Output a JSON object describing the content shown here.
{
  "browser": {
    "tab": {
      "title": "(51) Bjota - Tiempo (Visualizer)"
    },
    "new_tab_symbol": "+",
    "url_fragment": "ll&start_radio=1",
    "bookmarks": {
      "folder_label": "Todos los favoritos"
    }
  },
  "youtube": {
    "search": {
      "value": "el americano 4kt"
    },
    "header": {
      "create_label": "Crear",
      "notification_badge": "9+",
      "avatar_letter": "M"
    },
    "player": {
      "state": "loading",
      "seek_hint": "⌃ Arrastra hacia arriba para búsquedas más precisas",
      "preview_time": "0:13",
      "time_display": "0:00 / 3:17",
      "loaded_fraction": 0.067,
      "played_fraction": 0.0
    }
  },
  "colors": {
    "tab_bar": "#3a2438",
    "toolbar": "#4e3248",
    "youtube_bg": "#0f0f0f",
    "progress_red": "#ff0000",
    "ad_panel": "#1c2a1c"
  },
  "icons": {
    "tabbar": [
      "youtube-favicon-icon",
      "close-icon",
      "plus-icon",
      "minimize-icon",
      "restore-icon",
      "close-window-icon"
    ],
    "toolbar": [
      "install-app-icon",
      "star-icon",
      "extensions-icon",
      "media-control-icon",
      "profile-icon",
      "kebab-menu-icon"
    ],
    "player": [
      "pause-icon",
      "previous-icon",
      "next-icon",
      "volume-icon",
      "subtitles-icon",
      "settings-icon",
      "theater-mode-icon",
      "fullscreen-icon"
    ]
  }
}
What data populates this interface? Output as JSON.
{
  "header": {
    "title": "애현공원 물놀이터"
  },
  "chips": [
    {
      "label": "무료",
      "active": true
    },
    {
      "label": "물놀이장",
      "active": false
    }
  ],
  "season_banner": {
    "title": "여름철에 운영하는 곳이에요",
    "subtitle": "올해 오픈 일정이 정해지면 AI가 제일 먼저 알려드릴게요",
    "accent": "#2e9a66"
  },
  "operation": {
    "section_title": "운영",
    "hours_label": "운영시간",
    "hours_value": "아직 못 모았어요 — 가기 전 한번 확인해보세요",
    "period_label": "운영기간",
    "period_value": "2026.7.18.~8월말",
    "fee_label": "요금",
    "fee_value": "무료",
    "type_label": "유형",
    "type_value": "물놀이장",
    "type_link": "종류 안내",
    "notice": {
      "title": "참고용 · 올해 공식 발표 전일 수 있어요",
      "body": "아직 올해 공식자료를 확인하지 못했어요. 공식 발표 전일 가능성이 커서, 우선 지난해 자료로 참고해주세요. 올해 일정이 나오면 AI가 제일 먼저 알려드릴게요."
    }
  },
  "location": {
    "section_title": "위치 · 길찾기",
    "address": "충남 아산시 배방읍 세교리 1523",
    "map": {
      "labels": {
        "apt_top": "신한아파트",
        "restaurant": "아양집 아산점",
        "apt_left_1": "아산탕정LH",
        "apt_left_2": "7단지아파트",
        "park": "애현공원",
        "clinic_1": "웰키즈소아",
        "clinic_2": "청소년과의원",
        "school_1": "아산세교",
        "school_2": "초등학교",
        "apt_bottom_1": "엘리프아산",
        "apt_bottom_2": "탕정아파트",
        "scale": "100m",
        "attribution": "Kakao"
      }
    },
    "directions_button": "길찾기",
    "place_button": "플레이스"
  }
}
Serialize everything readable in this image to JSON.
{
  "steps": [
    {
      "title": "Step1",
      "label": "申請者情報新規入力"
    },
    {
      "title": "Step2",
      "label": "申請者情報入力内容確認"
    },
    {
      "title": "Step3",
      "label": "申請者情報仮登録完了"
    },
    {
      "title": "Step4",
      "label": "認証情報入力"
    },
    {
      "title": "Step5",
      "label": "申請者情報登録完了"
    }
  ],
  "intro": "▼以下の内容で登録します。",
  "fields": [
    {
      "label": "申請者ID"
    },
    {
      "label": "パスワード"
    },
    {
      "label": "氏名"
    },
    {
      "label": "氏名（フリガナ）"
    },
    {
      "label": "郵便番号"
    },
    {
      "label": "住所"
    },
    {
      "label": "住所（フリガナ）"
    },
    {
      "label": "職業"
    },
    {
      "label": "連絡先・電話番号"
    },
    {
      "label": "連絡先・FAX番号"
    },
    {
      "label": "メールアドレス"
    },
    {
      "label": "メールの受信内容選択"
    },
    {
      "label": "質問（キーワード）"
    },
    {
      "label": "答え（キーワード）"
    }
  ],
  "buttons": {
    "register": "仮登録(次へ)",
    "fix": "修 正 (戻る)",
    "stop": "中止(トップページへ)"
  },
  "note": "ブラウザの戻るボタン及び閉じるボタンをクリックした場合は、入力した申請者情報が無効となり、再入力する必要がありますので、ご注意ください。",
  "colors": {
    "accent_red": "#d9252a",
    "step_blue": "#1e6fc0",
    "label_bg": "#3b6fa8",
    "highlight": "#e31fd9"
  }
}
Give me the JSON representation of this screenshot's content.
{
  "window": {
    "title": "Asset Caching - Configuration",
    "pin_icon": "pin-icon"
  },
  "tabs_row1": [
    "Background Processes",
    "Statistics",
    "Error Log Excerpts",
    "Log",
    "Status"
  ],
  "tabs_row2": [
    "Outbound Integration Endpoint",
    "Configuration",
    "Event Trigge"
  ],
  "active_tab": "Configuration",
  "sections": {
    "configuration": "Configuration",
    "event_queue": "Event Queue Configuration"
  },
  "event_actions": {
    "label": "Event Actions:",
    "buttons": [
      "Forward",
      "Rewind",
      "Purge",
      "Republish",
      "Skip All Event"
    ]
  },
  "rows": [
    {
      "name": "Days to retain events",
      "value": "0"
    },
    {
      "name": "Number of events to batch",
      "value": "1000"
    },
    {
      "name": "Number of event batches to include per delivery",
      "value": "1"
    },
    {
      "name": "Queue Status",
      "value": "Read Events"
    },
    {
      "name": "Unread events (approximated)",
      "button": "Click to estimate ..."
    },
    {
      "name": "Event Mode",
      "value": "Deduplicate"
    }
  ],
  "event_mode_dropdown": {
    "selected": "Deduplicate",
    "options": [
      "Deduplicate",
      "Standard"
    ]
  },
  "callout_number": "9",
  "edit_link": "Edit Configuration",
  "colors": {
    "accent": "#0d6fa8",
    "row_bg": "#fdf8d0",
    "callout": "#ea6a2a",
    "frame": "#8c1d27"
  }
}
● ● ● ● ●
**Set task:** Repeat the whole listing exactly, keeping every line intact.

**Task result:**
Output a JSON object describing the content shown here.
{
  "browser": {
    "tab": {
      "title": "(51) Bjota - Tiempo (Visualizer)"
    },
    "new_tab_symbol": "+",
    "url_fragment": "ll&start_radio=1",
    "bookmarks": {
      "folder_label": "Todos los favoritos"
    }
  },
  "youtube": {
    "search": {
      "value": "el americano 4kt"
    },
    "header": {
      "create_label": "Crear",
      "notification_badge": "9+",
      "avatar_letter": "M"
    },
    "player": {
      "state": "loading",
      "seek_hint": "⌃ Arrastra hacia arriba para búsquedas más precisas",
      "preview_time": "0:13",
      "time_display": "0:00 / 3:17",
      "loaded_fraction": 0.067,
      "played_fraction": 0.0
    }
  },
  "colors": {
    "tab_bar": "#3a2438",
    "toolbar": "#4e3248",
    "youtube_bg": "#0f0f0f",
    "progress_red": "#ff0000",
    "ad_panel": "#1c2a1c"
  },
  "icons": {
    "tabbar": [
      "youtube-favicon-icon",
      "close-icon",
      "plus-icon",
      "minimize-icon",
      "restore-icon",
      "close-window-icon"
    ],
    "toolbar": [
      "install-app-icon",
      "star-icon",
      "extensions-icon",
      "media-control-icon",
      "profile-icon",
      "kebab-menu-icon"
    ],
    "player": [
      "pause-icon",
      "previous-icon",
      "next-icon",
      "volume-icon",
      "subtitles-icon",
      "settings-icon",
      "theater-mode-icon",
      "fullscreen-icon"
    ]
  }
}
What data populates this interface? Output as JSON.
{
  "header": {
    "title": "애현공원 물놀이터"
  },
  "chips": [
    {
      "label": "무료",
      "active": true
    },
    {
      "label": "물놀이장",
      "active": false
    }
  ],
  "season_banner": {
    "title": "여름철에 운영하는 곳이에요",
    "subtitle": "올해 오픈 일정이 정해지면 AI가 제일 먼저 알려드릴게요",
    "accent": "#2e9a66"
  },
  "operation": {
    "section_title": "운영",
    "hours_label": "운영시간",
    "hours_value": "아직 못 모았어요 — 가기 전 한번 확인해보세요",
    "period_label": "운영기간",
    "period_value": "2026.7.18.~8월말",
    "fee_label": "요금",
    "fee_value": "무료",
    "type_label": "유형",
    "type_value": "물놀이장",
    "type_link": "종류 안내",
    "notice": {
      "title": "참고용 · 올해 공식 발표 전일 수 있어요",
      "body": "아직 올해 공식자료를 확인하지 못했어요. 공식 발표 전일 가능성이 커서, 우선 지난해 자료로 참고해주세요. 올해 일정이 나오면 AI가 제일 먼저 알려드릴게요."
    }
  },
  "location": {
    "section_title": "위치 · 길찾기",
    "address": "충남 아산시 배방읍 세교리 1523",
    "map": {
      "labels": {
        "apt_top": "신한아파트",
        "restaurant": "아양집 아산점",
        "apt_left_1": "아산탕정LH",
        "apt_left_2": "7단지아파트",
        "park": "애현공원",
        "clinic_1": "웰키즈소아",
        "clinic_2": "청소년과의원",
        "school_1": "아산세교",
        "school_2": "초등학교",
        "apt_bottom_1": "엘리프아산",
        "apt_bottom_2": "탕정아파트",
        "scale": "100m",
        "attribution": "Kakao"
      }
    },
    "directions_button": "길찾기",
    "place_button": "플레이스"
  }
}
Serialize everything readable in this image to JSON.
{
  "steps": [
    {
      "title": "Step1",
      "label": "申請者情報新規入力"
    },
    {
      "title": "Step2",
      "label": "申請者情報入力内容確認"
    },
    {
      "title": "Step3",
      "label": "申請者情報仮登録完了"
    },
    {
      "title": "Step4",
      "label": "認証情報入力"
    },
    {
      "title": "Step5",
      "label": "申請者情報登録完了"
    }
  ],
  "intro": "▼以下の内容で登録します。",
  "fields": [
    {
      "label": "申請者ID"
    },
    {
      "label": "パスワード"
    },
    {
      "label": "氏名"
    },
    {
      "label": "氏名（フリガナ）"
    },
    {
      "label": "郵便番号"
    },
    {
      "label": "住所"
    },
    {
      "label": "住所（フリガナ）"
    },
    {
      "label": "職業"
    },
    {
      "label": "連絡先・電話番号"
    },
    {
      "label": "連絡先・FAX番号"
    },
    {
      "label": "メールアドレス"
    },
    {
      "label": "メールの受信内容選択"
    },
    {
      "label": "質問（キーワード）"
    },
    {
      "label": "答え（キーワード）"
    }
  ],
  "buttons": {
    "register": "仮登録(次へ)",
    "fix": "修 正 (戻る)",
    "stop": "中止(トップページへ)"
  },
  "note": "ブラウザの戻るボタン及び閉じるボタンをクリックした場合は、入力した申請者情報が無効となり、再入力する必要がありますので、ご注意ください。",
  "colors": {
    "accent_red": "#d9252a",
    "step_blue": "#1e6fc0",
    "label_bg": "#3b6fa8",
    "highlight": "#e31fd9"
  }
}
Give me the JSON representation of this screenshot's content.
{
  "window": {
    "title": "Asset Caching - Configuration",
    "pin_icon": "pin-icon"
  },
  "tabs_row1": [
    "Background Processes",
    "Statistics",
    "Error Log Excerpts",
    "Log",
    "Status"
  ],
  "tabs_row2": [
    "Outbound Integration Endpoint",
    "Configuration",
    "Event Trigge"
  ],
  "active_tab": "Configuration",
  "sections": {
    "configuration": "Configuration",
    "event_queue": "Event Queue Configuration"
  },
  "event_actions": {
    "label": "Event Actions:",
    "buttons": [
      "Forward",
      "Rewind",
      "Purge",
      "Republish",
      "Skip All Event"
    ]
  },
  "rows": [
    {
      "name": "Days to retain events",
      "value": "0"
    },
    {
      "name": "Number of events to batch",
      "value": "1000"
    },
    {
      "name": "Number of event batches to include per delivery",
      "value": "1"
    },
    {
      "name": "Queue Status",
      "value": "Read Events"
    },
    {
      "name": "Unread events (approximated)",
      "button": "Click to estimate ..."
    },
    {
      "name": "Event Mode",
      "value": "Deduplicate"
    }
  ],
  "event_mode_dropdown": {
    "selected": "Deduplicate",
    "options": [
      "Deduplicate",
      "Standard"
    ]
  },
  "callout_number": "9",
  "edit_link": "Edit Configuration",
  "colors": {
    "accent": "#0d6fa8",
    "row_bg": "#fdf8d0",
    "callout": "#ea6a2a",
    "frame": "#8c1d27"
  }
}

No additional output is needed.